Sauf qu'en Afrique, à l'exception des dirigeants -pour la plupart impopulaires et à la solde de la France- et d'une élite peu encline à accepter des bouleversements,  personne, en tout cas la majorité, ne veut plus ni du CFA –fut-il réformé à la Strauss-Kahn (réattribution des sièges de la France au sein des instances des banques centrales africaines à des administrateurs internationaux indépendants, ancrage à un panier de monnaies plutôt qu'au seul Euro, élargissement de l'Uemoa, aux pays de ZMO, le Ghana en l'occurrence)-, ni que la France continue de supporter de quelle que façon que ce soit, une monnaie africaine.


Pour l’homme politique camerounais Hubert Kamgang, la coupure du lien ombilical avec la France passe par  la création d’une monnaie nationale au Cameroun.

________________________________________

- **Exercices**:
A. Recopiez le texte sur le franc CFA de « Sauf qu'en Afrique, à » à « nationale au Cameroun. » en remplaçant « monnaie nationale » par « monnaie régionale ».
B. Résumez en deux phrases le texte sur le franc CFA.
Les données n'ont aucun rôle dans ce travail.

________________________________________

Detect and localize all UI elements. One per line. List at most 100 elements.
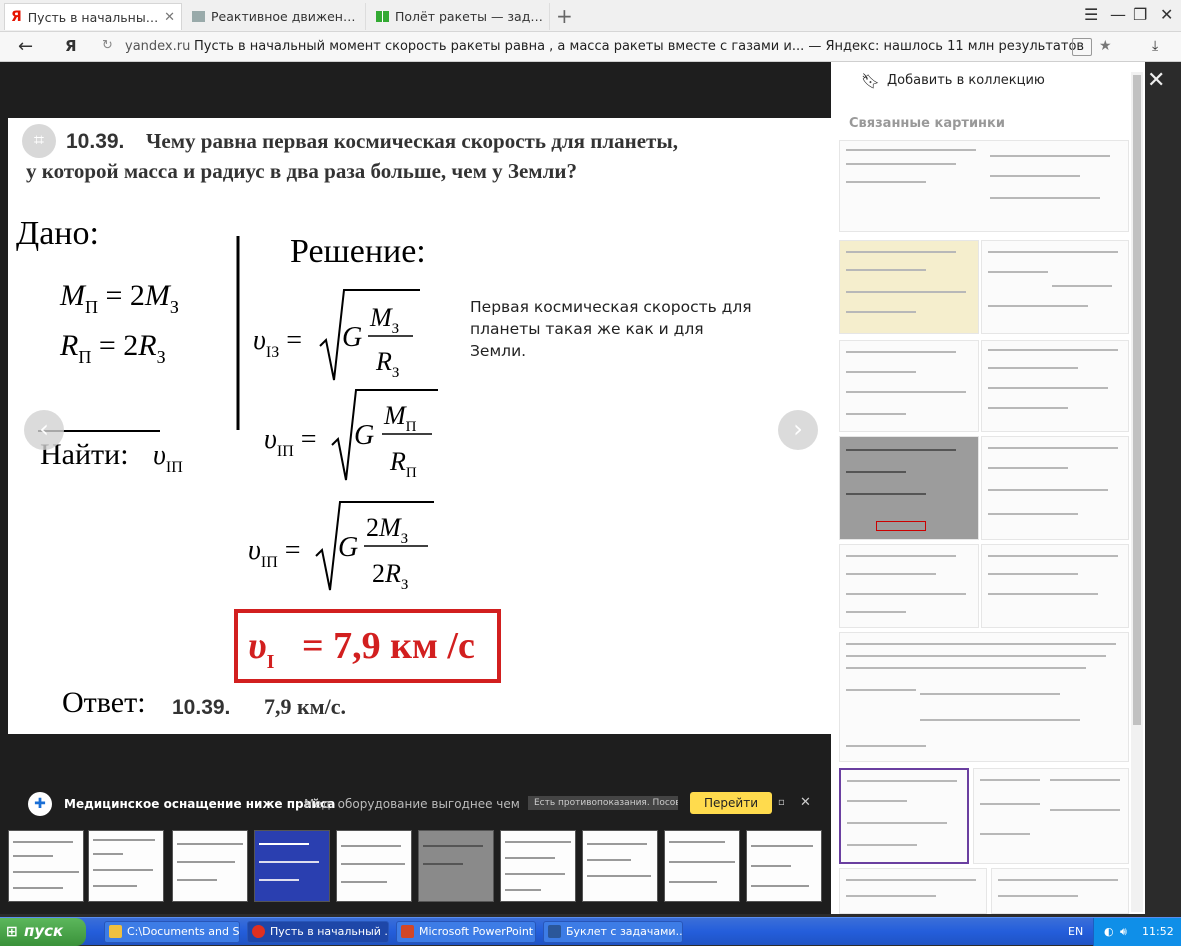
svg-text:MЗ: MЗ: [369, 303, 399, 337]
related-thumb[interactable]: [839, 436, 979, 540]
taskbar-label: Буклет с задачами....: [566, 925, 683, 938]
next-arrow-icon[interactable]: ›: [778, 410, 818, 450]
answer-value: 7,9 км/с.: [264, 694, 346, 719]
folder-icon: [109, 925, 122, 938]
svg-text:υIП =: υIП =: [264, 424, 317, 460]
svg-text:G: G: [342, 322, 362, 353]
ad-banner[interactable]: ✚ Медицинское оснащение ниже прайса Мед.…: [0, 786, 831, 822]
tab-reactive[interactable]: Реактивное движение — пр: [186, 3, 366, 30]
taskbar-label: Пусть в начальный ...: [270, 925, 389, 938]
film-thumb[interactable]: [8, 830, 84, 902]
taskbar-label: C:\Documents and Se...: [127, 925, 240, 938]
film-thumb[interactable]: [418, 830, 494, 902]
film-thumb[interactable]: [582, 830, 658, 902]
given-label: Дано:: [16, 215, 99, 252]
new-tab-button[interactable]: +: [556, 3, 573, 29]
film-thumb[interactable]: [336, 830, 412, 902]
ad-title[interactable]: Медицинское оснащение ниже прайса: [64, 797, 335, 811]
film-thumb[interactable]: [664, 830, 740, 902]
problem-text-2: у которой масса и радиус в два раза боль…: [26, 159, 577, 183]
film-thumb[interactable]: [746, 830, 822, 902]
crop-icon[interactable]: ⌗: [22, 124, 56, 158]
taskbar-item-browser[interactable]: Пусть в начальный ...: [247, 921, 389, 943]
svg-text:MП: MП: [383, 401, 417, 435]
ad-text: Мед. оборудование выгоднее чем у ...: [304, 797, 520, 811]
svg-text:2RЗ: 2RЗ: [372, 559, 408, 593]
url-domain[interactable]: yandex.ru: [125, 39, 190, 54]
related-thumb[interactable]: [981, 340, 1129, 432]
svg-text:G: G: [338, 532, 358, 563]
network-icon[interactable]: ◐: [1104, 918, 1114, 945]
back-arrow-icon[interactable]: ←: [18, 36, 33, 57]
restore-icon[interactable]: ❐: [1133, 5, 1147, 24]
tab-title: Пусть в начальный моме: [27, 9, 160, 25]
windows-taskbar: ⊞ пуск C:\Documents and Se... Пусть в на…: [0, 917, 1181, 946]
related-thumb[interactable]: [981, 240, 1129, 334]
tab-rocket[interactable]: Полёт ракеты — задание. ¢: [370, 3, 550, 30]
related-thumb[interactable]: [981, 436, 1129, 540]
ad-go-button[interactable]: Перейти: [690, 792, 772, 814]
minimize-icon[interactable]: —: [1110, 5, 1126, 24]
bookmark-star-icon[interactable]: ★: [1099, 38, 1112, 54]
svg-text:G: G: [354, 420, 374, 451]
language-indicator[interactable]: EN: [1068, 925, 1083, 938]
tab-search[interactable]: Я Пусть в начальный моме ✕: [4, 3, 182, 30]
ad-close-icon[interactable]: ✕: [800, 795, 811, 810]
tab-title: Полёт ракеты — задание. ¢: [395, 9, 543, 24]
problem-number: 10.39.: [66, 130, 124, 153]
start-label: пуск: [24, 922, 64, 940]
close-viewer-icon[interactable]: ✕: [1147, 68, 1165, 93]
answer-label: Ответ:: [62, 686, 146, 719]
powerpoint-icon: [401, 925, 414, 938]
add-to-collection[interactable]: Добавить в коллекцию: [887, 73, 1045, 88]
svg-text:2MЗ: 2MЗ: [366, 513, 408, 547]
related-thumb[interactable]: [839, 632, 1129, 762]
film-thumb[interactable]: [172, 830, 248, 902]
svg-text:RЗ: RЗ: [375, 347, 399, 381]
start-button[interactable]: ⊞ пуск: [0, 918, 86, 946]
solution-image: 10.39. Чему равна первая космическая ско…: [16, 129, 752, 719]
related-thumb[interactable]: [839, 240, 979, 334]
related-thumb[interactable]: [973, 768, 1129, 864]
related-thumb[interactable]: [839, 140, 1129, 232]
note-text: Первая космическая скорость для планеты …: [470, 298, 752, 360]
yandex-logo[interactable]: Я: [65, 37, 77, 55]
film-thumb[interactable]: [254, 830, 330, 902]
green-squares-icon: [376, 11, 389, 22]
close-window-icon[interactable]: ✕: [1160, 5, 1173, 24]
related-heading: Связанные картинки: [849, 116, 1005, 131]
related-thumb[interactable]: [839, 544, 979, 628]
volume-icon[interactable]: 🔊︎: [1120, 918, 1127, 945]
bookmark-icon[interactable]: 🔖︎: [861, 72, 880, 90]
windows-logo-icon: ⊞: [6, 924, 18, 940]
menu-icon[interactable]: ☰: [1084, 5, 1098, 24]
taskbar-item-word[interactable]: Буклет с задачами....: [543, 921, 683, 943]
tab-title: Реактивное движение — пр: [211, 9, 359, 24]
taskbar-item-explorer[interactable]: C:\Documents and Se...: [104, 921, 240, 943]
formula-earth: υIЗ = G MЗ RЗ: [253, 289, 420, 381]
reload-icon[interactable]: ↻: [102, 38, 113, 53]
film-thumb[interactable]: [500, 830, 576, 902]
prev-arrow-icon[interactable]: ‹: [24, 410, 64, 450]
answer-num: 10.39.: [172, 696, 230, 719]
yandex-icon: Я: [11, 9, 22, 25]
related-thumb[interactable]: [991, 868, 1129, 914]
related-thumb[interactable]: [839, 340, 979, 432]
related-thumb[interactable]: [839, 868, 987, 914]
result-value: = 7,9 км /с: [302, 625, 475, 667]
related-thumb[interactable]: [839, 768, 969, 864]
taskbar-label: Microsoft PowerPoint ...: [419, 925, 536, 938]
svg-text:RП = 2RЗ: RП = 2RЗ: [59, 329, 166, 367]
sidebar-scroll-thumb[interactable]: [1133, 75, 1141, 725]
close-tab-icon[interactable]: ✕: [164, 10, 175, 25]
taskbar-item-powerpoint[interactable]: Microsoft PowerPoint ...: [396, 921, 536, 943]
related-thumb[interactable]: [981, 544, 1129, 628]
thumbnail-strip: [0, 826, 831, 906]
film-thumb[interactable]: [88, 830, 164, 902]
url-title[interactable]: Пусть в начальный момент скорость ракеты…: [194, 39, 1084, 54]
gear-icon: [192, 11, 205, 22]
clock[interactable]: 11:52: [1142, 918, 1174, 945]
ad-collapse-icon[interactable]: ▫: [778, 797, 785, 808]
download-icon[interactable]: ⤓: [1152, 38, 1158, 54]
reader-icon[interactable]: [1072, 38, 1092, 56]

________________________________________

- **Réponses finales**:
A.
Sauf qu'en Afrique, à l'exception des dirigeants -pour la plupart impopulaires et à la solde de la France- et d'une élite peu encline à accepter des bouleversements,  personne, en tout cas la majorité, ne veut plus ni du CFA –fut-il réformé à la Strauss-Kahn (réattribution des sièges de la France au sein des instances des banques centrales africaines à des administrateurs internationaux indépendants, ancrage à un panier de monnaies plutôt qu'au seul Euro, élargissement de l'Uemoa, aux pays de ZMO, le Ghana en l'occurrence)-, ni que la France continue de supporter de quelle que façon que ce soit, une monnaie africaine.


Pour l’homme politique camerounais Hubert Kamgang, la coupure du lien ombilical avec la France passe par  la création d’une monnaie régionale au Cameroun.

B. En Afrique, hormis des dirigeants pour la plupart impopulaires et à la solde de la France et une élite peu encline aux bouleversements, la majorité ne veut plus du CFA, même réformé à la Strauss-Kahn. Elle refuse aussi que la France continue de soutenir une monnaie africaine de quelque façon que ce soit, et pour l'homme politique camerounais Hubert Kamgang, rompre le lien ombilical avec la France passe par la création d'une monnaie nationale au Cameroun.